Staff judgment: for public and partner APIs and any contract crossing a team boundary, mandate contract-first. The contract becomes a negotiated interface reviewed before a line of handler code is written — which is exactly when changes are cheapest and when consumers can start building against a mock. Code-first is acceptable for internal, single-team APIs where the team owns both sides and iteration speed dominates. The failure mode to avoid is code-first masquerading as governance: a generated spec that faithfully documents an inconsistent, un-reviewed API is not governance, it is a nicely-formatted description of the problem.

Whichever you choose, the contract must be the artifact CI gates on and the artifact from which SDKs, mock servers, and docs are generated. If SDKs are hand-written, they drift; if generated from a linted contract, drift is impossible by construction.

Contract-First Governance Pipeline

sequenceDiagram autonumber participant Dev as API Team participant Repo as openapi.yaml (PR) participant Lint as Spectral Ruleset (CI) participant Rev as API Guild Review participant Gen as SDK / Mock / Docs Gen participant Ver as Contract Tests (CI) Dev->>Repo: 1. Author/modify OpenAPI contract Repo->>Lint: 2. Lint against org style-guide rules Lint-->>Dev: 3. FAIL fast on naming/error/pagination violations Note over Lint: machine-enforced style guide — no human bottleneck Repo->>Rev: 4. Human review only for genuine design judgment Rev-->>Dev: 5. Approve interface before implementation Gen->>Gen: 6. Generate client SDKs + mock server + docs from contract Dev->>Ver: 7. Implement; contract tests assert server matches spec Ver-->>Dev: 8. Block merge on server↔contract drift Note over Dev,Ver: consumers built against the mock in parallel since step 6

The critical design of this pipeline: machines enforce the 90% (style, naming, error shape, required fields) so humans review only the 10% that requires actual judgment (is this the right resource model? is this the right boundary?). That division is what makes governance scale to 100 teams without a review board becoming a throughput bottleneck.

- STATED PROBLEM
Answer these questions from the text on API contract governance.
(a) For which kind of APIs does the text consider code-first acceptable?
(b) According to the text, what happens to SDKs when they are hand-written?
(c) What share of the review work do machines enforce, and what share do humans review?
The rows are separate material and have no connection to the text on API contract governance.

- DATA EXCERPTS
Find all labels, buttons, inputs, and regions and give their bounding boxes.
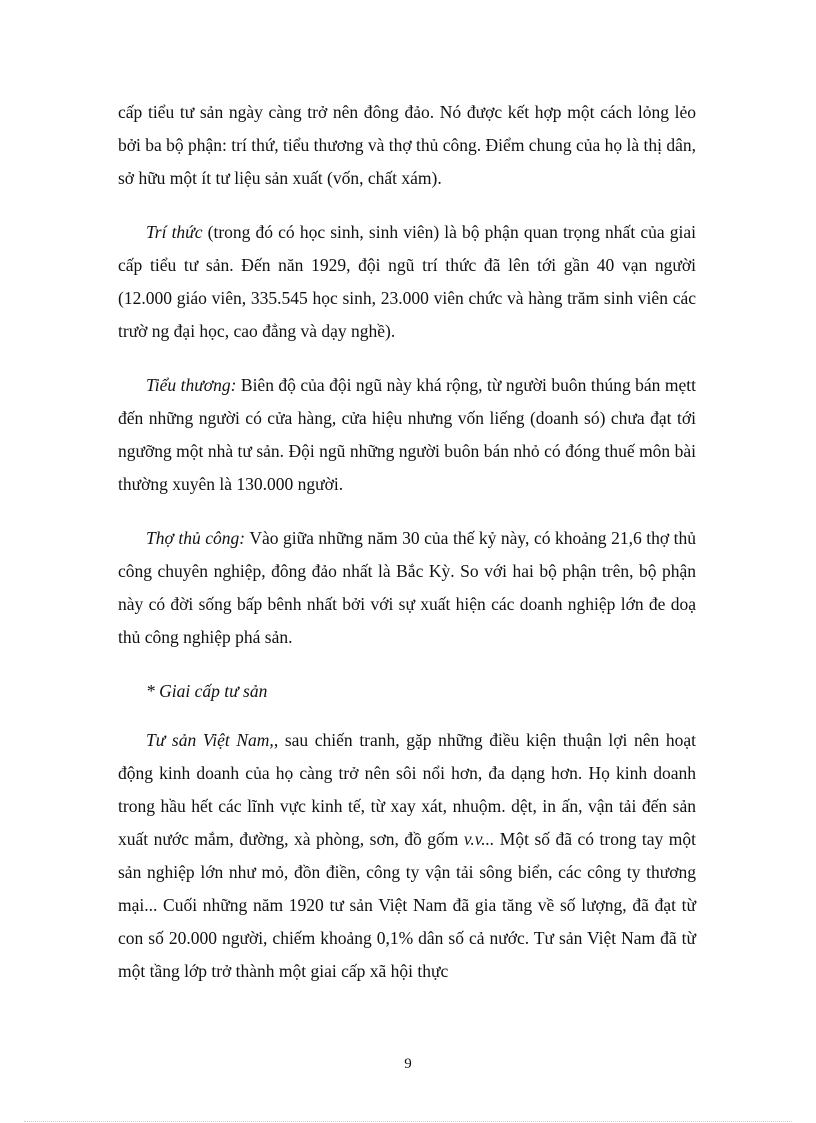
paragraph-lead: Tiểu thương: — [146, 375, 237, 395]
paragraph-tri-thuc — [118, 216, 696, 348]
paragraph-text: Vào giữa những năm 30 của thế kỷ này, có khoảng 21,6 thợ thủ công chuyên nghiệp, đông đảo nhất là Bắc Kỳ. So với hai bộ phận trên, bộ phận này có đời sống bấp bênh nhất bởi với sự xuất hiện các doanh nghiệp lớn đe doạ thủ công nghiệp phá sản. — [118, 528, 696, 647]
section-heading-text: * Giai cấp tư sản — [146, 681, 268, 701]
paragraph-tieu-thuong — [118, 369, 696, 501]
paragraph-tu-san — [118, 724, 696, 988]
paragraph-lead: Trí thức — [146, 222, 203, 242]
paragraph-italic-abbrev: v.v... — [463, 829, 495, 849]
paragraph-lead: Thợ thủ công: — [146, 528, 246, 548]
paragraph-lead: Tư sản Việt Nam, — [146, 730, 274, 750]
paragraph-tho-thu-cong — [118, 522, 696, 654]
paragraph-text: Biên độ của đội ngũ này khá rộng, từ người buôn thúng bán mẹtt đến những người có cửa hàng, cửa hiệu nhưng vốn liếng (doanh só) chưa đạt tới ngưỡng một nhà tư sản. Đội ngũ những người buôn bán nhỏ có đóng thuế môn bài thường xuyên là 130.000 người. — [118, 375, 696, 494]
paragraph-text: (trong đó có học sinh, sinh viên) là bộ phận quan trọng nhất của giai cấp tiểu tư sản. Đến năn 1929, đội ngũ trí thức đã lên tới gần 40 vạn người (12.000 giáo viên, 335.545 học sinh, 23.000 viên chức và hàng trăm sinh viên các trườ ng đại học, cao đẳng và dạy nghề). — [118, 222, 696, 341]
body-text — [118, 96, 696, 1009]
paragraph-text: , sau chiến tranh, gặp những điều kiện thuận lợi nên hoạt động kinh doanh của họ càng trở nên sôi nổi hơn, đa dạng hơn. Họ kinh doanh trong hầu hết các lĩnh vực kinh tế, từ xay xát, nhuộm. dệt, in ấn, vận tải đến sản xuất nước mắm, đường, xà phòng, sơn, đồ gốm — [118, 730, 696, 849]
page-number: 9 — [404, 1056, 412, 1072]
paragraph-text-tail: Một số đã có trong tay một sản nghiệp lớn như mỏ, đồn điền, công ty vận tải sông biển, các công ty thương mại... Cuối những năm 1920 tư sản Việt Nam đã gia tăng về số lượng, đã đạt từ con số 20.000 người, chiếm khoảng 0,1% dân số cả nước. Tư sản Việt Nam đã từ một tầng lớp trở thành một giai cấp xã hội thực — [118, 829, 697, 981]
paragraph-text: cấp tiểu tư sản ngày càng trở nên đông đảo. Nó được kết hợp một cách lỏng lẻo bởi ba bộ phận: trí thứ, tiểu thương và thợ thủ công. Điểm chung của họ là thị dân, sở hữu một ít tư liệu sản xuất (vốn, chất xám). — [118, 102, 696, 188]
section-heading — [118, 675, 696, 708]
page-bottom-divider — [24, 1121, 792, 1122]
paragraph-intro — [118, 96, 696, 195]
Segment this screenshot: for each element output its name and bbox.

- RIGHT ANSWER
(a) Code-first is acceptable for internal, single-team APIs where the team owns both sides and iteration speed dominates.
(b) Hand-written SDKs drift.
(c) Machines enforce 90% (style, naming, error shape, required fields), and humans review the 10% that requires actual judgment.